Working data =>

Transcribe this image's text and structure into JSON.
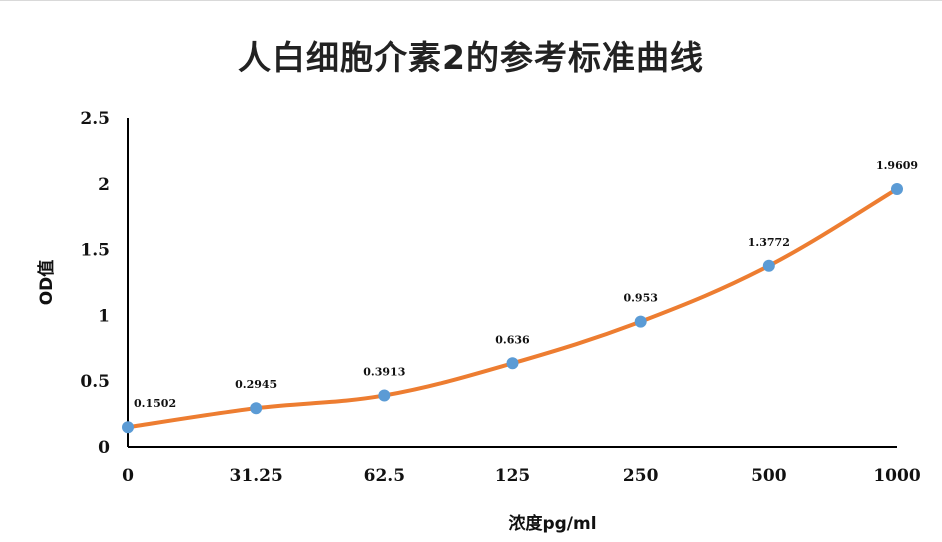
{
  "chart_data": {
    "type": "line",
    "title": "人白细胞介素2的参考标准曲线",
    "xlabel": "浓度pg/ml",
    "ylabel": "OD值",
    "categories": [
      "0",
      "31.25",
      "62.5",
      "125",
      "250",
      "500",
      "1000"
    ],
    "series": [
      {
        "values": [
          0.1502,
          0.2945,
          0.3913,
          0.636,
          0.953,
          1.3772,
          1.9609
        ],
        "data_labels": [
          "0.1502",
          "0.2945",
          "0.3913",
          "0.636",
          "0.953",
          "1.3772",
          "1.9609"
        ]
      }
    ],
    "ylim": [
      0,
      2.5
    ],
    "yticks": [
      "0",
      "0.5",
      "1",
      "1.5",
      "2",
      "2.5"
    ],
    "grid": false,
    "legend": "none",
    "line_color": "#ED7D31",
    "marker_color": "#5B9BD5",
    "axis_color": "#000000"
  }
}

Description of the task =>
Reproduce each line word for word and drop the pictures.

Output for this task =>
Transcribe this image's text and structure into JSON.
{
  "chart_data": {
    "type": "line",
    "title": "人白细胞介素2的参考标准曲线",
    "xlabel": "浓度pg/ml",
    "ylabel": "OD值",
    "categories": [
      "0",
      "31.25",
      "62.5",
      "125",
      "250",
      "500",
      "1000"
    ],
    "series": [
      {
        "values": [
          0.1502,
          0.2945,
          0.3913,
          0.636,
          0.953,
          1.3772,
          1.9609
        ],
        "data_labels": [
          "0.1502",
          "0.2945",
          "0.3913",
          "0.636",
          "0.953",
          "1.3772",
          "1.9609"
        ]
      }
    ],
    "ylim": [
      0,
      2.5
    ],
    "yticks": [
      "0",
      "0.5",
      "1",
      "1.5",
      "2",
      "2.5"
    ],
    "grid": false,
    "legend": "none",
    "line_color": "#ED7D31",
    "marker_color": "#5B9BD5",
    "axis_color": "#000000"
  }
}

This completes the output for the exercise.